:: Written problem ::
Set down the material below in full, matching it exactly.

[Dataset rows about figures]
-- BEGIN --

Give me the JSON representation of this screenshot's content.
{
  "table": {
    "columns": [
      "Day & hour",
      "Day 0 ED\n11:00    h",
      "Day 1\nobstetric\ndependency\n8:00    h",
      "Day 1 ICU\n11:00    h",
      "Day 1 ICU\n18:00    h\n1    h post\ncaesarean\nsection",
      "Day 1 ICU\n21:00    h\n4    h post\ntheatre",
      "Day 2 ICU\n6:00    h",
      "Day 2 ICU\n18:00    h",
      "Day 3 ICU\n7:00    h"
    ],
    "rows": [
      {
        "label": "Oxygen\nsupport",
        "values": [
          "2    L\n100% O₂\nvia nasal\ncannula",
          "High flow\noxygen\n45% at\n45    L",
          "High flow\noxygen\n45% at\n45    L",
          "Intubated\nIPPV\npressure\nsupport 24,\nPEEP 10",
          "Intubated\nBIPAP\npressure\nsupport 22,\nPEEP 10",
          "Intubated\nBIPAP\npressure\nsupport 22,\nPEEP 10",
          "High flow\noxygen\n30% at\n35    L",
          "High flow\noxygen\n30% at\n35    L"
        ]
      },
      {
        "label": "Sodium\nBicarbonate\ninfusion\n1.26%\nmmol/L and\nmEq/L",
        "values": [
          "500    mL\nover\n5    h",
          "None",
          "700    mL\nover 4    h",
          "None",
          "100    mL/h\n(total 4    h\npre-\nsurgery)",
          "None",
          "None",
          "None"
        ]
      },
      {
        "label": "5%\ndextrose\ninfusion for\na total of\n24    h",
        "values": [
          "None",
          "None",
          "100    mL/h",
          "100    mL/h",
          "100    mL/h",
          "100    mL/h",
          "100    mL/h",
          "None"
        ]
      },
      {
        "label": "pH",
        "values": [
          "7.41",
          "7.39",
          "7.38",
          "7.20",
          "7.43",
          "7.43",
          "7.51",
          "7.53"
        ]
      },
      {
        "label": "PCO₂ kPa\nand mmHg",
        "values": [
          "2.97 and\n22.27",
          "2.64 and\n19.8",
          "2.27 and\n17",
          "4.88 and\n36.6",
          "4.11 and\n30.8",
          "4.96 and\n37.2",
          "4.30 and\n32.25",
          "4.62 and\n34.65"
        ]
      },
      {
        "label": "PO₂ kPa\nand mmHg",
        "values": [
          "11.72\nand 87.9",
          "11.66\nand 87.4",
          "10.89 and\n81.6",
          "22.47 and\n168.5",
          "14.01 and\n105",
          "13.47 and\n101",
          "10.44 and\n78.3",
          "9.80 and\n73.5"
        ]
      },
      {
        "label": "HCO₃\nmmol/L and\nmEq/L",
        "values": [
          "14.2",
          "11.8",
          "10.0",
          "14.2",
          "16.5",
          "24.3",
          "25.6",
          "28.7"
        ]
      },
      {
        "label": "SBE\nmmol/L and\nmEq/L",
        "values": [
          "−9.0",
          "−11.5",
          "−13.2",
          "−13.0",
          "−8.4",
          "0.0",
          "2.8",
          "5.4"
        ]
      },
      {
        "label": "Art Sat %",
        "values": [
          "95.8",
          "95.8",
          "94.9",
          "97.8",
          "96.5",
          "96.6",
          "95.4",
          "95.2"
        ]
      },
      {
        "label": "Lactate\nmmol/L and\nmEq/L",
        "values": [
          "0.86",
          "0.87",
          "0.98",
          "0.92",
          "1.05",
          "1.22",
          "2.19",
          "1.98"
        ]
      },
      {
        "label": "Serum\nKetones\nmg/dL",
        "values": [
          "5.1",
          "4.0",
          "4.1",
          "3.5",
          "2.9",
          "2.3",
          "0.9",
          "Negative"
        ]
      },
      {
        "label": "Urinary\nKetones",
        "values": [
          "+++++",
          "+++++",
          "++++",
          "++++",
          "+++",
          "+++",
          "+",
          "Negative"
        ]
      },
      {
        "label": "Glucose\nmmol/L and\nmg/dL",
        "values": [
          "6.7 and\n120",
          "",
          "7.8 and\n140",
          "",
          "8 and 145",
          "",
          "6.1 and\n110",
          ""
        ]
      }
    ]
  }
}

-- END --

:: The completed task ::
Give me the JSON representation of this screenshot's content.
{
  "table": {
    "columns": [
      "Day & hour",
      "Day 0 ED\n11:00    h",
      "Day 1\nobstetric\ndependency\n8:00    h",
      "Day 1 ICU\n11:00    h",
      "Day 1 ICU\n18:00    h\n1    h post\ncaesarean\nsection",
      "Day 1 ICU\n21:00    h\n4    h post\ntheatre",
      "Day 2 ICU\n6:00    h",
      "Day 2 ICU\n18:00    h",
      "Day 3 ICU\n7:00    h"
    ],
    "rows": [
      {
        "label": "Oxygen\nsupport",
        "values": [
          "2    L\n100% O₂\nvia nasal\ncannula",
          "High flow\noxygen\n45% at\n45    L",
          "High flow\noxygen\n45% at\n45    L",
          "Intubated\nIPPV\npressure\nsupport 24,\nPEEP 10",
          "Intubated\nBIPAP\npressure\nsupport 22,\nPEEP 10",
          "Intubated\nBIPAP\npressure\nsupport 22,\nPEEP 10",
          "High flow\noxygen\n30% at\n35    L",
          "High flow\noxygen\n30% at\n35    L"
        ]
      },
      {
        "label": "Sodium\nBicarbonate\ninfusion\n1.26%\nmmol/L and\nmEq/L",
        "values": [
          "500    mL\nover\n5    h",
          "None",
          "700    mL\nover 4    h",
          "None",
          "100    mL/h\n(total 4    h\npre-\nsurgery)",
          "None",
          "None",
          "None"
        ]
      },
      {
        "label": "5%\ndextrose\ninfusion for\na total of\n24    h",
        "values": [
          "None",
          "None",
          "100    mL/h",
          "100    mL/h",
          "100    mL/h",
          "100    mL/h",
          "100    mL/h",
          "None"
        ]
      },
      {
        "label": "pH",
        "values": [
          "7.41",
          "7.39",
          "7.38",
          "7.20",
          "7.43",
          "7.43",
          "7.51",
          "7.53"
        ]
      },
      {
        "label": "PCO₂ kPa\nand mmHg",
        "values": [
          "2.97 and\n22.27",
          "2.64 and\n19.8",
          "2.27 and\n17",
          "4.88 and\n36.6",
          "4.11 and\n30.8",
          "4.96 and\n37.2",
          "4.30 and\n32.25",
          "4.62 and\n34.65"
        ]
      },
      {
        "label": "PO₂ kPa\nand mmHg",
        "values": [
          "11.72\nand 87.9",
          "11.66\nand 87.4",
          "10.89 and\n81.6",
          "22.47 and\n168.5",
          "14.01 and\n105",
          "13.47 and\n101",
          "10.44 and\n78.3",
          "9.80 and\n73.5"
        ]
      },
      {
        "label": "HCO₃\nmmol/L and\nmEq/L",
        "values": [
          "14.2",
          "11.8",
          "10.0",
          "14.2",
          "16.5",
          "24.3",
          "25.6",
          "28.7"
        ]
      },
      {
        "label": "SBE\nmmol/L and\nmEq/L",
        "values": [
          "−9.0",
          "−11.5",
          "−13.2",
          "−13.0",
          "−8.4",
          "0.0",
          "2.8",
          "5.4"
        ]
      },
      {
        "label": "Art Sat %",
        "values": [
          "95.8",
          "95.8",
          "94.9",
          "97.8",
          "96.5",
          "96.6",
          "95.4",
          "95.2"
        ]
      },
      {
        "label": "Lactate\nmmol/L and\nmEq/L",
        "values": [
          "0.86",
          "0.87",
          "0.98",
          "0.92",
          "1.05",
          "1.22",
          "2.19",
          "1.98"
        ]
      },
      {
        "label": "Serum\nKetones\nmg/dL",
        "values": [
          "5.1",
          "4.0",
          "4.1",
          "3.5",
          "2.9",
          "2.3",
          "0.9",
          "Negative"
        ]
      },
      {
        "label": "Urinary\nKetones",
        "values": [
          "+++++",
          "+++++",
          "++++",
          "++++",
          "+++",
          "+++",
          "+",
          "Negative"
        ]
      },
      {
        "label": "Glucose\nmmol/L and\nmg/dL",
        "values": [
          "6.7 and\n120",
          "",
          "7.8 and\n140",
          "",
          "8 and 145",
          "",
          "6.1 and\n110",
          ""
        ]
      }
    ]
  }
}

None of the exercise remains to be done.